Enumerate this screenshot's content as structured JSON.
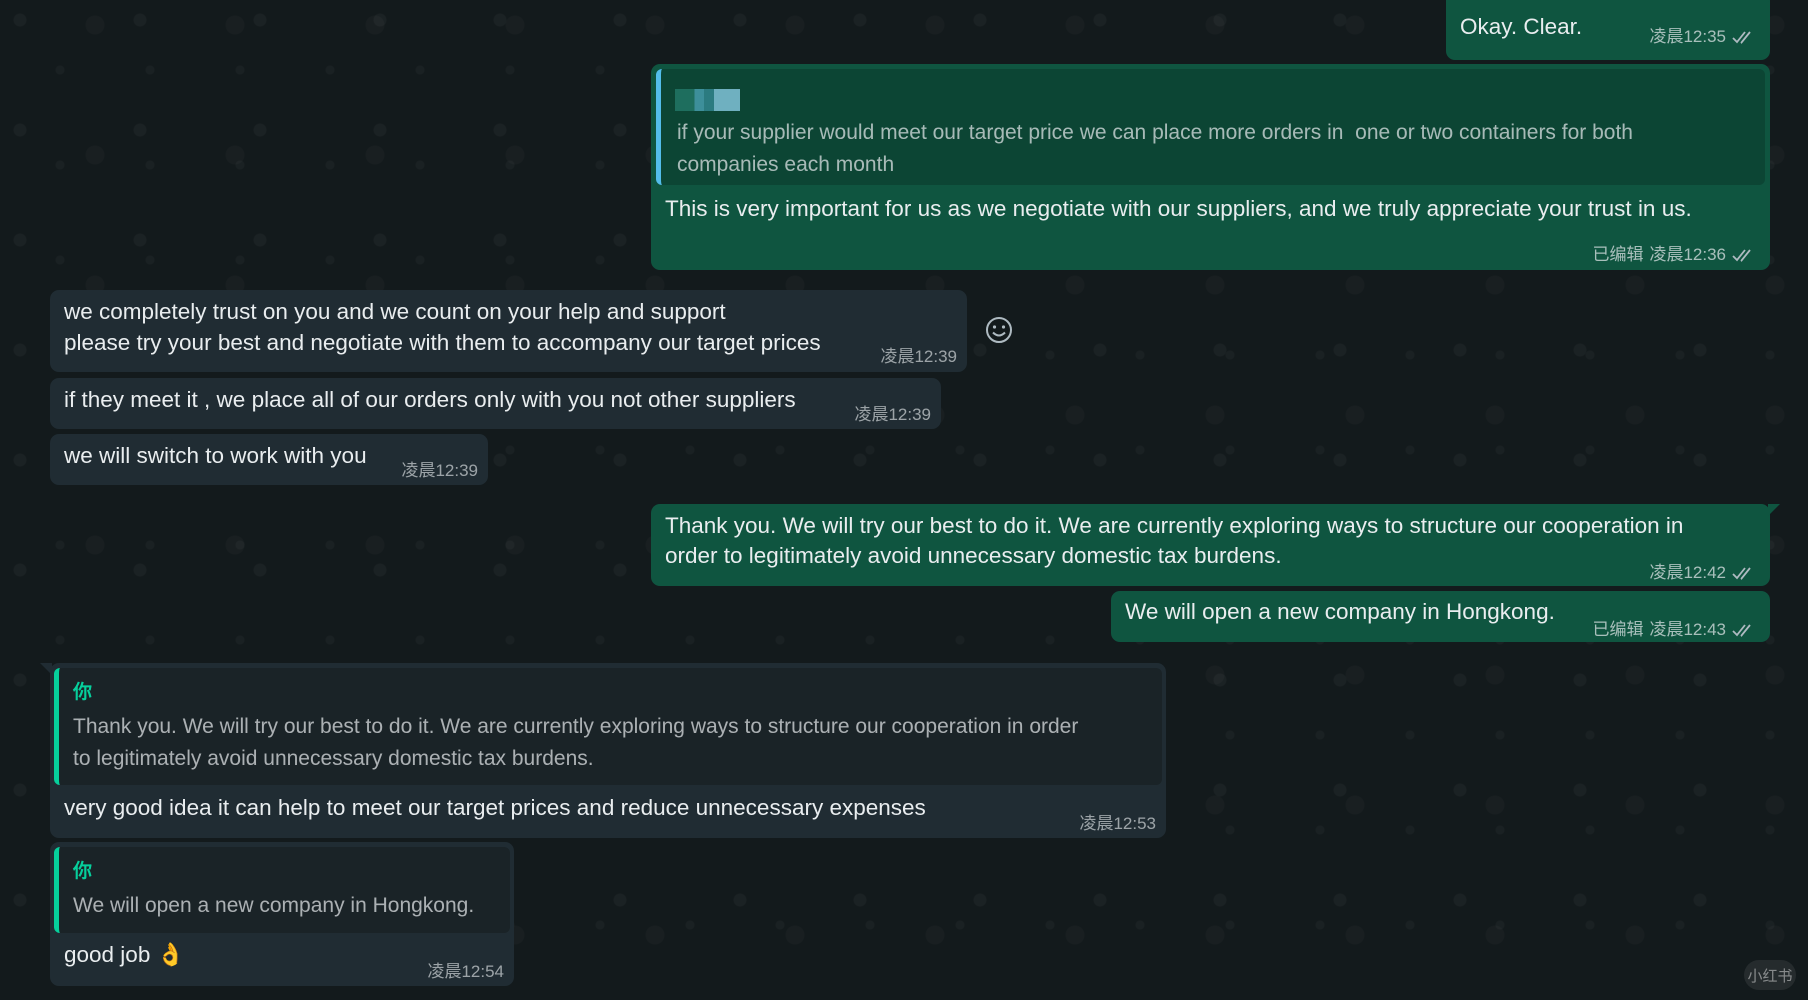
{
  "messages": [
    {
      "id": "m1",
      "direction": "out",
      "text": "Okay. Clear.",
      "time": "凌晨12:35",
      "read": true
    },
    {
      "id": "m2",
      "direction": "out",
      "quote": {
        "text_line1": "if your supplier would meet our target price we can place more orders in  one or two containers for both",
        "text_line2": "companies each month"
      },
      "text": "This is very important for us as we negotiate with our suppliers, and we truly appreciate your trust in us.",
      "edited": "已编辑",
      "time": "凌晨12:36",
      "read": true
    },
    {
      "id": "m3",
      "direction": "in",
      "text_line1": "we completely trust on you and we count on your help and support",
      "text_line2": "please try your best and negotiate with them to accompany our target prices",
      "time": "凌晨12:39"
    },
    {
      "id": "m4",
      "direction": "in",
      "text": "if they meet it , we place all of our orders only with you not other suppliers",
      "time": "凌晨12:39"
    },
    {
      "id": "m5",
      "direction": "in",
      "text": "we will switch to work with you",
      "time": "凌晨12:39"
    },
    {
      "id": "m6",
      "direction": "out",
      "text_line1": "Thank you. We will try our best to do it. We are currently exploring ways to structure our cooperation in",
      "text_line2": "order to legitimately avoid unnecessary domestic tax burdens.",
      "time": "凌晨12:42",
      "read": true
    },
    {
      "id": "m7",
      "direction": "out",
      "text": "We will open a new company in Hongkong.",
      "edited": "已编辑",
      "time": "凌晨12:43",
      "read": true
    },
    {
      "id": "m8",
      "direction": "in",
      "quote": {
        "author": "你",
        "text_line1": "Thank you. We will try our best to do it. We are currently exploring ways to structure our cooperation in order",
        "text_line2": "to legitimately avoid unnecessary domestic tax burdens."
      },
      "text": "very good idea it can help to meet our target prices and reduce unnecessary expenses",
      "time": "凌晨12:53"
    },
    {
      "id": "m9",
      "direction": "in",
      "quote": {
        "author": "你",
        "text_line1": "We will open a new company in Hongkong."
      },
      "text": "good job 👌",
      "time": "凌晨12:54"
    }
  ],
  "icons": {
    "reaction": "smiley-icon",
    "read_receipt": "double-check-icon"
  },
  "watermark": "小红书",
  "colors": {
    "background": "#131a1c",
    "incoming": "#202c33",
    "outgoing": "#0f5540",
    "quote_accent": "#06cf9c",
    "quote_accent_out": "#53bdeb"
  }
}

## TASK DESCRIPTION:
Above are records to transcribe exactly; leave their pictures out.

## WRITTEN RESPONSE:
Enumerate this screenshot's content as structured JSON.
{
  "messages": [
    {
      "id": "m1",
      "direction": "out",
      "text": "Okay. Clear.",
      "time": "凌晨12:35",
      "read": true
    },
    {
      "id": "m2",
      "direction": "out",
      "quote": {
        "text_line1": "if your supplier would meet our target price we can place more orders in  one or two containers for both",
        "text_line2": "companies each month"
      },
      "text": "This is very important for us as we negotiate with our suppliers, and we truly appreciate your trust in us.",
      "edited": "已编辑",
      "time": "凌晨12:36",
      "read": true
    },
    {
      "id": "m3",
      "direction": "in",
      "text_line1": "we completely trust on you and we count on your help and support",
      "text_line2": "please try your best and negotiate with them to accompany our target prices",
      "time": "凌晨12:39"
    },
    {
      "id": "m4",
      "direction": "in",
      "text": "if they meet it , we place all of our orders only with you not other suppliers",
      "time": "凌晨12:39"
    },
    {
      "id": "m5",
      "direction": "in",
      "text": "we will switch to work with you",
      "time": "凌晨12:39"
    },
    {
      "id": "m6",
      "direction": "out",
      "text_line1": "Thank you. We will try our best to do it. We are currently exploring ways to structure our cooperation in",
      "text_line2": "order to legitimately avoid unnecessary domestic tax burdens.",
      "time": "凌晨12:42",
      "read": true
    },
    {
      "id": "m7",
      "direction": "out",
      "text": "We will open a new company in Hongkong.",
      "edited": "已编辑",
      "time": "凌晨12:43",
      "read": true
    },
    {
      "id": "m8",
      "direction": "in",
      "quote": {
        "author": "你",
        "text_line1": "Thank you. We will try our best to do it. We are currently exploring ways to structure our cooperation in order",
        "text_line2": "to legitimately avoid unnecessary domestic tax burdens."
      },
      "text": "very good idea it can help to meet our target prices and reduce unnecessary expenses",
      "time": "凌晨12:53"
    },
    {
      "id": "m9",
      "direction": "in",
      "quote": {
        "author": "你",
        "text_line1": "We will open a new company in Hongkong."
      },
      "text": "good job 👌",
      "time": "凌晨12:54"
    }
  ],
  "icons": {
    "reaction": "smiley-icon",
    "read_receipt": "double-check-icon"
  },
  "watermark": "小红书",
  "colors": {
    "background": "#131a1c",
    "incoming": "#202c33",
    "outgoing": "#0f5540",
    "quote_accent": "#06cf9c",
    "quote_accent_out": "#53bdeb"
  }
}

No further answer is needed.